## WRITTEN TASK
Scan the data below for the string "Function". Copy every line where it appears.
▶
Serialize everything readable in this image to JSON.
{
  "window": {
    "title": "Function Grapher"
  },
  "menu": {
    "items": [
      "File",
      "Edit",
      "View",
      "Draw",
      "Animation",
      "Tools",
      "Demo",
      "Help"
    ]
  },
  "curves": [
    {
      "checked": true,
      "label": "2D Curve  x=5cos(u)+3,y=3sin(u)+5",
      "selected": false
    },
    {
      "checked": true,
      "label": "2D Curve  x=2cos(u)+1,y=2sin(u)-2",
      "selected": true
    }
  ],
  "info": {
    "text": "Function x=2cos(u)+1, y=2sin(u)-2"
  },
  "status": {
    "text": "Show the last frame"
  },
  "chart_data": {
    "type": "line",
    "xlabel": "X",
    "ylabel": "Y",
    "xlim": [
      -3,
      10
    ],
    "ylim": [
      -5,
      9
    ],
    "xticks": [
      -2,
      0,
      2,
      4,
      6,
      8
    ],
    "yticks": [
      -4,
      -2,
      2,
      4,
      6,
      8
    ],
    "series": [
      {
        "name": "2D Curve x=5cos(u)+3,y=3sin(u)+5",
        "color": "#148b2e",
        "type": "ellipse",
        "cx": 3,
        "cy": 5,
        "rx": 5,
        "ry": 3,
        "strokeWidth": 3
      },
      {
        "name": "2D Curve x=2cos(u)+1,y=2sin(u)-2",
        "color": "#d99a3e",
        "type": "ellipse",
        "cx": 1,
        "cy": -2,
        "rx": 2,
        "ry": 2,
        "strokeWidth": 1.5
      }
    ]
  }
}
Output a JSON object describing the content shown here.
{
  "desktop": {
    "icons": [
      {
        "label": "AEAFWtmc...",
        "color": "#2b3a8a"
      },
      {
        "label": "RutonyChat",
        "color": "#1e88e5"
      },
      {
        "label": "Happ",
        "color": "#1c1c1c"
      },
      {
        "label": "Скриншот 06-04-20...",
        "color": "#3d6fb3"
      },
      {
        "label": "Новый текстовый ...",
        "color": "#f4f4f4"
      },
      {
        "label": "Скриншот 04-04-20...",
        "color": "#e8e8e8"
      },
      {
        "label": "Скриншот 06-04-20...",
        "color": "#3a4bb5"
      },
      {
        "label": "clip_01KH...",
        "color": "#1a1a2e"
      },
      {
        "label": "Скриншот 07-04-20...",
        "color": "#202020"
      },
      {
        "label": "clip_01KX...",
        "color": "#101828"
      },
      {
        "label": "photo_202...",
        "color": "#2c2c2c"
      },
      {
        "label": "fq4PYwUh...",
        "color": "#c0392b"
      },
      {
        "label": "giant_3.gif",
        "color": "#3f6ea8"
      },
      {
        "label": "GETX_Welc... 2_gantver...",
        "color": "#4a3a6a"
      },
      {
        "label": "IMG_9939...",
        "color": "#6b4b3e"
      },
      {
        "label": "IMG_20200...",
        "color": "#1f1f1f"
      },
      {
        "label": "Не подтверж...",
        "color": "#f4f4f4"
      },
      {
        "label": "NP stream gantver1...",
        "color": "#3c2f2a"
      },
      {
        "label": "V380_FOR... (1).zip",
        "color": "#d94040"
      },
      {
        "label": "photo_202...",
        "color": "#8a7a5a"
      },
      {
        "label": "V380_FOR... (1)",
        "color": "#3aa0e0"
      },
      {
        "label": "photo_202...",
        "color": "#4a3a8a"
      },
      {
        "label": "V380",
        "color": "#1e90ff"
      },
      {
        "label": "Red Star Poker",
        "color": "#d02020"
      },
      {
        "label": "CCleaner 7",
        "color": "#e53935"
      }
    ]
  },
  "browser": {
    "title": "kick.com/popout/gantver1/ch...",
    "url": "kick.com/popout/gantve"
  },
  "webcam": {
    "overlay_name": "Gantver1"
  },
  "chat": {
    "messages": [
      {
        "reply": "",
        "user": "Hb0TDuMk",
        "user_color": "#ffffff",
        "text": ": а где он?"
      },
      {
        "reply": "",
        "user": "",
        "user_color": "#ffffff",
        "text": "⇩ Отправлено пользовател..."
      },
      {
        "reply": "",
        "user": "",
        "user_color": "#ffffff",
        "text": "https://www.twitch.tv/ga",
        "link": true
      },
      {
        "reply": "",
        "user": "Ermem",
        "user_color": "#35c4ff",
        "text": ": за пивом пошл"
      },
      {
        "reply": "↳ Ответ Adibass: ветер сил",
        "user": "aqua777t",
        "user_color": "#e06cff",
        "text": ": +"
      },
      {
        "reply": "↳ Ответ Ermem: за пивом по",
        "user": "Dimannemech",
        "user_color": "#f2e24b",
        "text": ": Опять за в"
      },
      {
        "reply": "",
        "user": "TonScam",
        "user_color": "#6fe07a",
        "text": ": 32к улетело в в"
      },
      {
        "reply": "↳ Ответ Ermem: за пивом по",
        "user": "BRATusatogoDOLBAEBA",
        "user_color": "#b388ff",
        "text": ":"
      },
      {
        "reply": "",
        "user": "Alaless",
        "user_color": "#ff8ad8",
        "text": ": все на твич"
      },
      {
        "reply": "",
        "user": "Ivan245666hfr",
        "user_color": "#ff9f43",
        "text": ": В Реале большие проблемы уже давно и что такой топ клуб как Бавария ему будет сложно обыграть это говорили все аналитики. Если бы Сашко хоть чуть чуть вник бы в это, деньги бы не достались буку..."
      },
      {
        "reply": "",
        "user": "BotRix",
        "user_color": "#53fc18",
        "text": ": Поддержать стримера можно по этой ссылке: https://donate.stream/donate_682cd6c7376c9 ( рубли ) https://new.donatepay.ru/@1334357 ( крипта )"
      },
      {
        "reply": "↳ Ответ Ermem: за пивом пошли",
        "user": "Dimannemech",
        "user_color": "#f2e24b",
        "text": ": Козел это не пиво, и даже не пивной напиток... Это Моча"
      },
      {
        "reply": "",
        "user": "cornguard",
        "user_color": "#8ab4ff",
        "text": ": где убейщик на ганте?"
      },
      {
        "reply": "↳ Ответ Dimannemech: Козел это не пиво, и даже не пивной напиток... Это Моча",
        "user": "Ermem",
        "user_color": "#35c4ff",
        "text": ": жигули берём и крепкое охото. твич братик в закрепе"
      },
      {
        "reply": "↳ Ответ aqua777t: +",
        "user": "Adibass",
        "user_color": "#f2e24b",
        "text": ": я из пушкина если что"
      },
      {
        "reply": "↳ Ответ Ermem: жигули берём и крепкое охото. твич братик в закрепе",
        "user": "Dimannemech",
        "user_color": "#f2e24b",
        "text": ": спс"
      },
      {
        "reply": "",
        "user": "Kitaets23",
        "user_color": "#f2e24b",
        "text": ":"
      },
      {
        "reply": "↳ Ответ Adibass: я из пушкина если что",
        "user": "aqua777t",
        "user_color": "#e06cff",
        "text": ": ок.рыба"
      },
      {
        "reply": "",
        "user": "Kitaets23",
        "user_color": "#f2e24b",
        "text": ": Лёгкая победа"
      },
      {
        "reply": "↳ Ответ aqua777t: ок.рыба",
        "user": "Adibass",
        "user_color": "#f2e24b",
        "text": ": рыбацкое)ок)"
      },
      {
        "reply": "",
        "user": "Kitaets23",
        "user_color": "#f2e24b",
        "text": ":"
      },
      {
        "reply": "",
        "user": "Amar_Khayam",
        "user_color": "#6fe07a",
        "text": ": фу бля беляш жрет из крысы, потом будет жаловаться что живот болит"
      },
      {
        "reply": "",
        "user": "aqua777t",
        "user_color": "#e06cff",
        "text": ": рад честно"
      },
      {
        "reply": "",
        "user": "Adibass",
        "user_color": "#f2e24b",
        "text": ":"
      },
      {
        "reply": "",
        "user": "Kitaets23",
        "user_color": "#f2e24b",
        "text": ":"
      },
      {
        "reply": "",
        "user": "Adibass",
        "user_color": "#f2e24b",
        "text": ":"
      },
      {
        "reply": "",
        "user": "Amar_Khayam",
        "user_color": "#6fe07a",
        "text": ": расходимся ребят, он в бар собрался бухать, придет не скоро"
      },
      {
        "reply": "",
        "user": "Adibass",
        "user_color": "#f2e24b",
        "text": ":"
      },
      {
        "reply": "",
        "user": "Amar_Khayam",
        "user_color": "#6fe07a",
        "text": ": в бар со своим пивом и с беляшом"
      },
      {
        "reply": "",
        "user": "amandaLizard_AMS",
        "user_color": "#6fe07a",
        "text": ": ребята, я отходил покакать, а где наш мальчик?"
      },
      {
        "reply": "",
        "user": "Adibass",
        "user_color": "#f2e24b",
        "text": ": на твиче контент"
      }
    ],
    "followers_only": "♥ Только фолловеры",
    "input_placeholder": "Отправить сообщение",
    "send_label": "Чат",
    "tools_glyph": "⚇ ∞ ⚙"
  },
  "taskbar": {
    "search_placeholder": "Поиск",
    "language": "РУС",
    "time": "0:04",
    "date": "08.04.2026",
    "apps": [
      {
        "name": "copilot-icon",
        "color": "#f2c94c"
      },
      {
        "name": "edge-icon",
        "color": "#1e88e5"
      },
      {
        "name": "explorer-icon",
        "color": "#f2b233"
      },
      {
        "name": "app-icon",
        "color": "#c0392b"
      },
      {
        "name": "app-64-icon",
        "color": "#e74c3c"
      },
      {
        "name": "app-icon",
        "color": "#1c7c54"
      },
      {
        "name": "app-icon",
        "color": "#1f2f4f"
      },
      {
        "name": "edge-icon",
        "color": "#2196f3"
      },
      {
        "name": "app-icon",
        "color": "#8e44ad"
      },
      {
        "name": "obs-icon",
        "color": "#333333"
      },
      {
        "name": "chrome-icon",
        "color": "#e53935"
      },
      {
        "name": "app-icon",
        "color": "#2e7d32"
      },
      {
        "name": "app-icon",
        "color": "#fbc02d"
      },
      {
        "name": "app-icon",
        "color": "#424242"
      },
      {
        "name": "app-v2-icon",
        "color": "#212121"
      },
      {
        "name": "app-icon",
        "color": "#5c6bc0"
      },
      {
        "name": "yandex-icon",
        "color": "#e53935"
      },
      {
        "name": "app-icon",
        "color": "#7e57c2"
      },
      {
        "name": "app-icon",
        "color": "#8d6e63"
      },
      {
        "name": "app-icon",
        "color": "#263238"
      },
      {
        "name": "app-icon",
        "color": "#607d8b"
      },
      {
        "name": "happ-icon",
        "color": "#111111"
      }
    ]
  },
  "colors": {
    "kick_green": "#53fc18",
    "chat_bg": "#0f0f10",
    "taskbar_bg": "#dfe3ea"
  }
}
◀
## EXERCISE RESULT
    "title": "Function Grapher"
    "text": "Function x=2cos(u)+1, y=2sin(u)-2"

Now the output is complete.